## begin
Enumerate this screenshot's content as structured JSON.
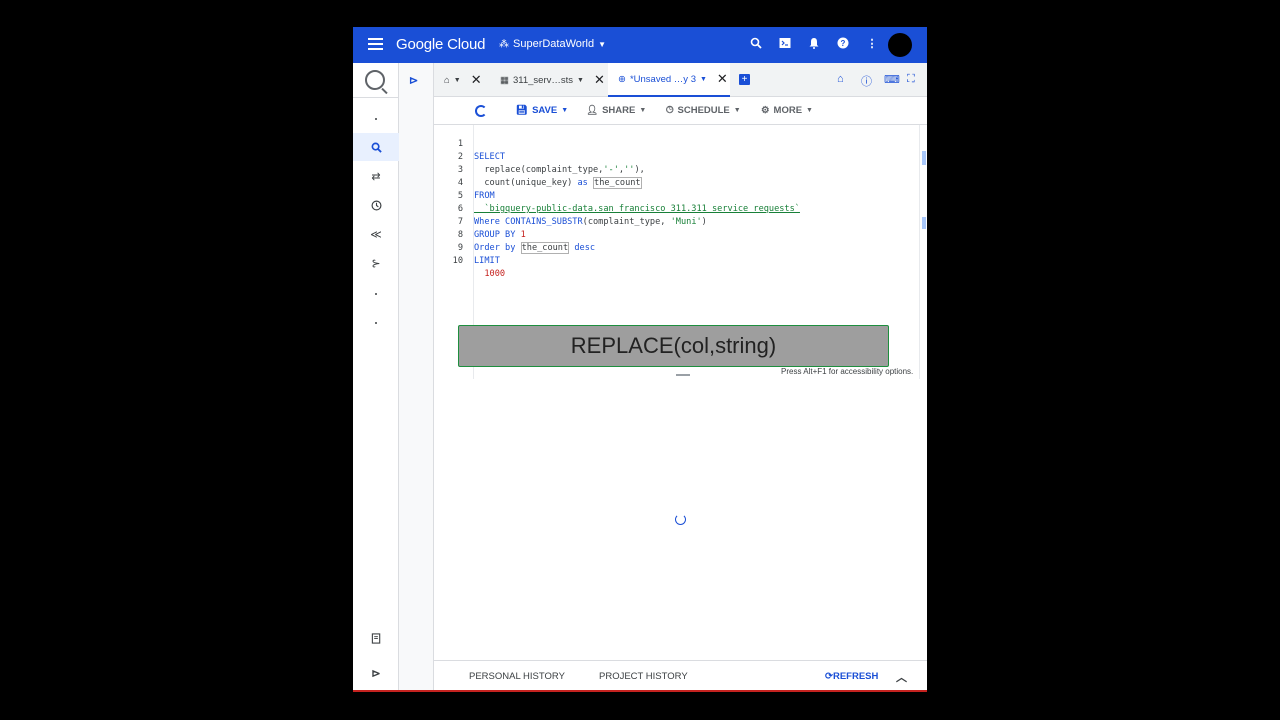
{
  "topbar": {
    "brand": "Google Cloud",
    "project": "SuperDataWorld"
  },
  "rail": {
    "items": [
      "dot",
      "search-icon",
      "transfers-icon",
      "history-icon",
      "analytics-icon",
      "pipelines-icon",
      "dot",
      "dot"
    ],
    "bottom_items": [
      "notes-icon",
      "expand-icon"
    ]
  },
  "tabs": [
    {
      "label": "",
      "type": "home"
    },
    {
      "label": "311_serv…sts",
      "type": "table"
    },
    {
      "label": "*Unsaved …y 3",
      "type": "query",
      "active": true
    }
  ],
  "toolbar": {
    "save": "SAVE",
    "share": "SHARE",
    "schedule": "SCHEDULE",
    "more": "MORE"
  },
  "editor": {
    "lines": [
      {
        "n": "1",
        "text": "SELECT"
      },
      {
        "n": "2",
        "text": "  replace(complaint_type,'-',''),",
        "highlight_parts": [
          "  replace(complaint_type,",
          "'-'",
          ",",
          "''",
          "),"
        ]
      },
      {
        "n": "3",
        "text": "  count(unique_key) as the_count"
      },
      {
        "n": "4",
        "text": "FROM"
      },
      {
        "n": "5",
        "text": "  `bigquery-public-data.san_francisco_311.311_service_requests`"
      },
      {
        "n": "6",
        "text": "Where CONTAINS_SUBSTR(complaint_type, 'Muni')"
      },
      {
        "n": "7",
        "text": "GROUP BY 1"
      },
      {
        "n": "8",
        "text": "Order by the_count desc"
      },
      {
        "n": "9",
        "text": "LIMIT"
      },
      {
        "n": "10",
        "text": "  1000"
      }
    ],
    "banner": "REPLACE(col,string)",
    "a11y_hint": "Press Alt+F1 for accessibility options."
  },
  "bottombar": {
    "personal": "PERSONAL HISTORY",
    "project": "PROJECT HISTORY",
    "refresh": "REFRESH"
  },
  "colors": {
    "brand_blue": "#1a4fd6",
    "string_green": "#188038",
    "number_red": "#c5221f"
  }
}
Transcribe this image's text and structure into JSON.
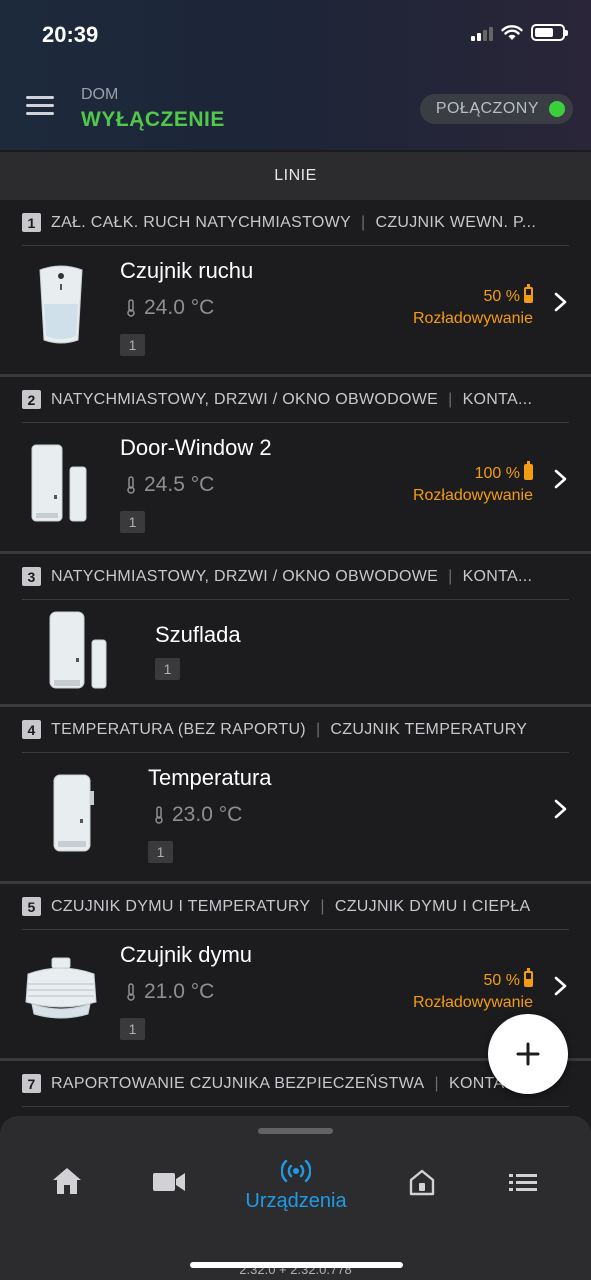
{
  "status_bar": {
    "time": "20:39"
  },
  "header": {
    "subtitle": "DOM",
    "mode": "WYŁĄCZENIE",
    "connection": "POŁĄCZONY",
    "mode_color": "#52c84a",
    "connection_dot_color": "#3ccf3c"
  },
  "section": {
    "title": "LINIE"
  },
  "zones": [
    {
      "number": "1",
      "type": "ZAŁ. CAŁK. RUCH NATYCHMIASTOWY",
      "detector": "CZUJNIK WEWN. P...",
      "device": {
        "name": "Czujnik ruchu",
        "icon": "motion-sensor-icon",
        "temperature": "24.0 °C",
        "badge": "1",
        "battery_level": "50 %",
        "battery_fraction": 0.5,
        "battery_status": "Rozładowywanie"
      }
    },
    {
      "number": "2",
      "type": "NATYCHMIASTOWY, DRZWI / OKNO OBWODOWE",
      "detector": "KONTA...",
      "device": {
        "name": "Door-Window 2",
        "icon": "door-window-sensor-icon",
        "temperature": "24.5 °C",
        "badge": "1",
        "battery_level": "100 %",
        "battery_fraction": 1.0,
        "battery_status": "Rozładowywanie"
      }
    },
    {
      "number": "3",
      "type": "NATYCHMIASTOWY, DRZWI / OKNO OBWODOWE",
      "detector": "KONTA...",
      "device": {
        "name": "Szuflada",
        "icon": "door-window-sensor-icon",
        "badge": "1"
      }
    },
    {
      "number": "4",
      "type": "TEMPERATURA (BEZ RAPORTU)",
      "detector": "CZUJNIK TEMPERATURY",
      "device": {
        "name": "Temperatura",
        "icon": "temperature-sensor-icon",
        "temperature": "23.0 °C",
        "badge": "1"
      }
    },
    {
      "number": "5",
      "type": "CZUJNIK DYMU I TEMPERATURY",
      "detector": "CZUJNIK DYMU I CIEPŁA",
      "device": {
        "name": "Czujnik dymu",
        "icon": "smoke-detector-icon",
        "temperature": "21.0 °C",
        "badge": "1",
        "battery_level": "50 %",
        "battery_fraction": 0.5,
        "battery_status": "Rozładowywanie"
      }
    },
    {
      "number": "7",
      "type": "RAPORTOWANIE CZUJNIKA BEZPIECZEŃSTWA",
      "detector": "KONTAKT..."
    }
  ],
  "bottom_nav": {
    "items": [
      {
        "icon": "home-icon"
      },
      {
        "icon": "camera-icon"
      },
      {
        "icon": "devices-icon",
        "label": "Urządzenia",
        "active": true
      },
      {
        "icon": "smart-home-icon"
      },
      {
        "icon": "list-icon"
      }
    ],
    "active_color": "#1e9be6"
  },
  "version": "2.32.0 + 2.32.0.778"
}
## end
Problem to work on: Scan the material above for the string "home" and return the lines that hold it.

Written reply:
      "type": "home"
        "icon": "home-icon"
        "icon": "smart-home-icon"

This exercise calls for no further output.